> _RECORDS TO USE_
____
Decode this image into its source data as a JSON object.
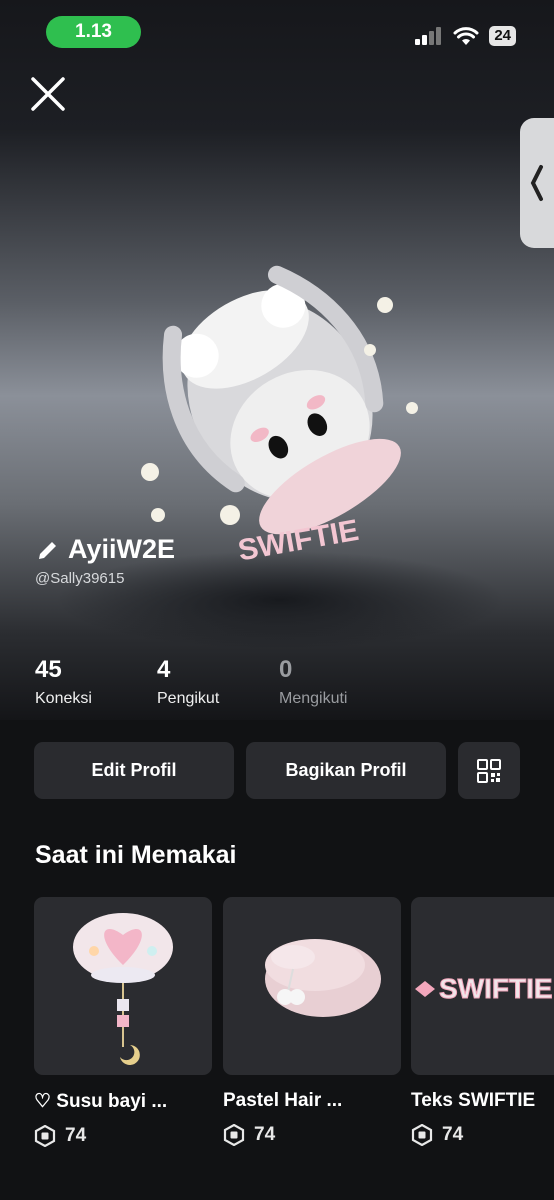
{
  "status_bar": {
    "time": "1.13",
    "battery": "24"
  },
  "profile": {
    "display_name": "AyiiW2E",
    "handle": "@Sally39615",
    "avatar_text": "SWIFTIE"
  },
  "stats": [
    {
      "value": "45",
      "label": "Koneksi"
    },
    {
      "value": "4",
      "label": "Pengikut"
    },
    {
      "value": "0",
      "label": "Mengikuti"
    }
  ],
  "actions": {
    "edit": "Edit Profil",
    "share": "Bagikan Profil"
  },
  "section": {
    "title": "Saat ini Memakai"
  },
  "items": [
    {
      "name": "♡ Susu bayi ...",
      "price": "74"
    },
    {
      "name": "Pastel Hair ...",
      "price": "74"
    },
    {
      "name": "Teks SWIFTIE",
      "price": "74",
      "thumb_text": "SWIFTIE"
    }
  ]
}
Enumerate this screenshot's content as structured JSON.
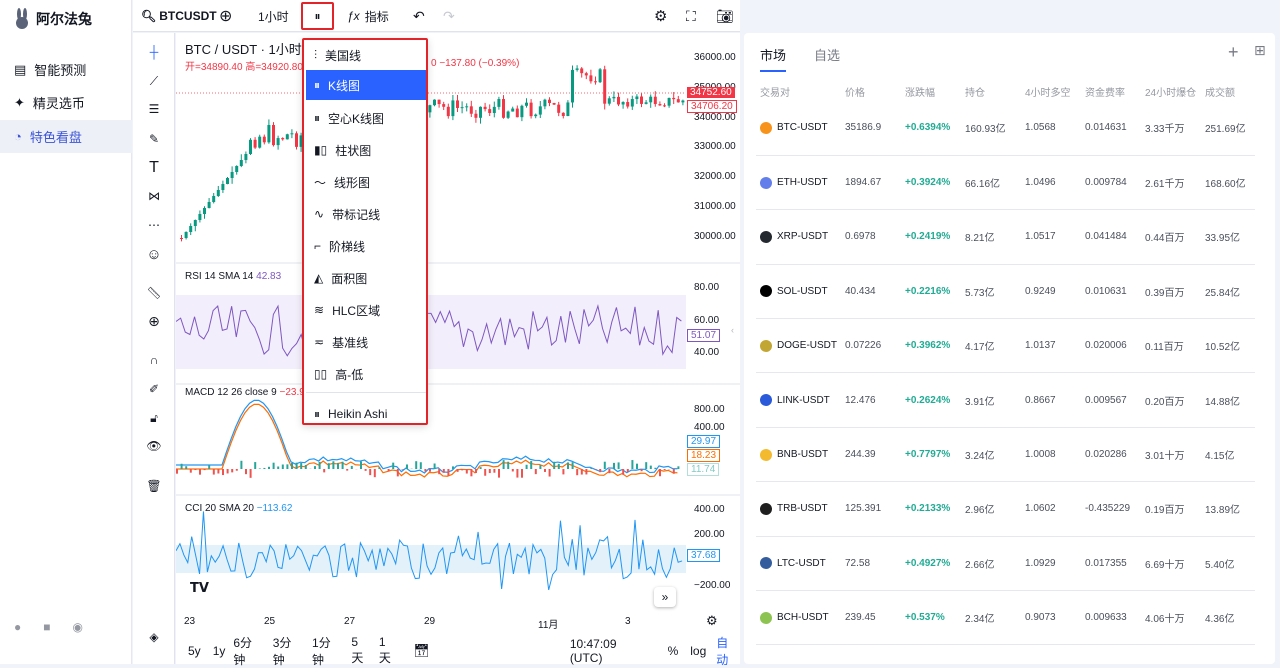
{
  "app": {
    "name": "阿尔法兔",
    "nav": [
      {
        "label": "智能预测"
      },
      {
        "label": "精灵选币"
      },
      {
        "label": "特色看盘"
      }
    ]
  },
  "toolbar": {
    "symbol": "BTCUSDT",
    "interval": "1小时",
    "indicators": "指标"
  },
  "chart": {
    "title": "BTC / USDT · 1小时 ·",
    "ohlc": "开=34890.40  高=34920.80",
    "change": "0  −137.80 (−0.39%)",
    "price_badge": "34752.60",
    "price_badge2": "34706.20",
    "price_ticks": [
      "36000.00",
      "35000.00",
      "34000.00",
      "33000.00",
      "32000.00",
      "31000.00",
      "30000.00"
    ],
    "rsi": {
      "label": "RSI 14 SMA 14",
      "value": "42.83",
      "ticks": [
        "80.00",
        "60.00",
        "40.00"
      ],
      "badge": "51.07"
    },
    "macd": {
      "label": "MACD 12 26 close 9",
      "value": "−23.9",
      "ticks": [
        "800.00",
        "400.00"
      ],
      "badges": [
        "29.97",
        "18.23",
        "11.74"
      ]
    },
    "cci": {
      "label": "CCI 20 SMA 20",
      "value": "−113.62",
      "ticks": [
        "400.00",
        "200.00",
        "−200.00"
      ],
      "badge": "37.68"
    },
    "x_ticks": [
      "23",
      "25",
      "27",
      "29",
      "11月",
      "3"
    ],
    "timeframes": [
      "5y",
      "1y",
      "6分钟",
      "3分钟",
      "1分钟",
      "5天",
      "1天"
    ],
    "clock": "10:47:09 (UTC)",
    "pct": "%",
    "log": "log",
    "auto": "自动"
  },
  "chart_types_menu": [
    "美国线",
    "K线图",
    "空心K线图",
    "柱状图",
    "线形图",
    "带标记线",
    "阶梯线",
    "面积图",
    "HLC区域",
    "基准线",
    "高-低",
    "Heikin Ashi"
  ],
  "market": {
    "tabs": [
      "市场",
      "自选"
    ],
    "columns": [
      "交易对",
      "价格",
      "涨跌幅",
      "持仓",
      "4小时多空",
      "资金费率",
      "24小时爆仓",
      "成交额"
    ],
    "rows": [
      [
        "BTC-USDT",
        "35186.9",
        "+0.6394%",
        "160.93亿",
        "1.0568",
        "0.014631",
        "3.33千万",
        "251.69亿"
      ],
      [
        "ETH-USDT",
        "1894.67",
        "+0.3924%",
        "66.16亿",
        "1.0496",
        "0.009784",
        "2.61千万",
        "168.60亿"
      ],
      [
        "XRP-USDT",
        "0.6978",
        "+0.2419%",
        "8.21亿",
        "1.0517",
        "0.041484",
        "0.44百万",
        "33.95亿"
      ],
      [
        "SOL-USDT",
        "40.434",
        "+0.2216%",
        "5.73亿",
        "0.9249",
        "0.010631",
        "0.39百万",
        "25.84亿"
      ],
      [
        "DOGE-USDT",
        "0.07226",
        "+0.3962%",
        "4.17亿",
        "1.0137",
        "0.020006",
        "0.11百万",
        "10.52亿"
      ],
      [
        "LINK-USDT",
        "12.476",
        "+0.2624%",
        "3.91亿",
        "0.8667",
        "0.009567",
        "0.20百万",
        "14.88亿"
      ],
      [
        "BNB-USDT",
        "244.39",
        "+0.7797%",
        "3.24亿",
        "1.0008",
        "0.020286",
        "3.01十万",
        "4.15亿"
      ],
      [
        "TRB-USDT",
        "125.391",
        "+0.2133%",
        "2.96亿",
        "1.0602",
        "-0.435229",
        "0.19百万",
        "13.89亿"
      ],
      [
        "LTC-USDT",
        "72.58",
        "+0.4927%",
        "2.66亿",
        "1.0929",
        "0.017355",
        "6.69十万",
        "5.40亿"
      ],
      [
        "BCH-USDT",
        "239.45",
        "+0.537%",
        "2.34亿",
        "0.9073",
        "0.009633",
        "4.06十万",
        "4.36亿"
      ]
    ]
  },
  "coin_colors": [
    "#f7931a",
    "#627eea",
    "#23292f",
    "#000000",
    "#c2a633",
    "#2a5ada",
    "#f3ba2f",
    "#1f1f1f",
    "#345d9d",
    "#8dc351"
  ]
}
____
Using the listing above, say how many of its lines contain the string "SWIFTIE", giving nothing but the figure.

> _EXPECTED ANSWER_
3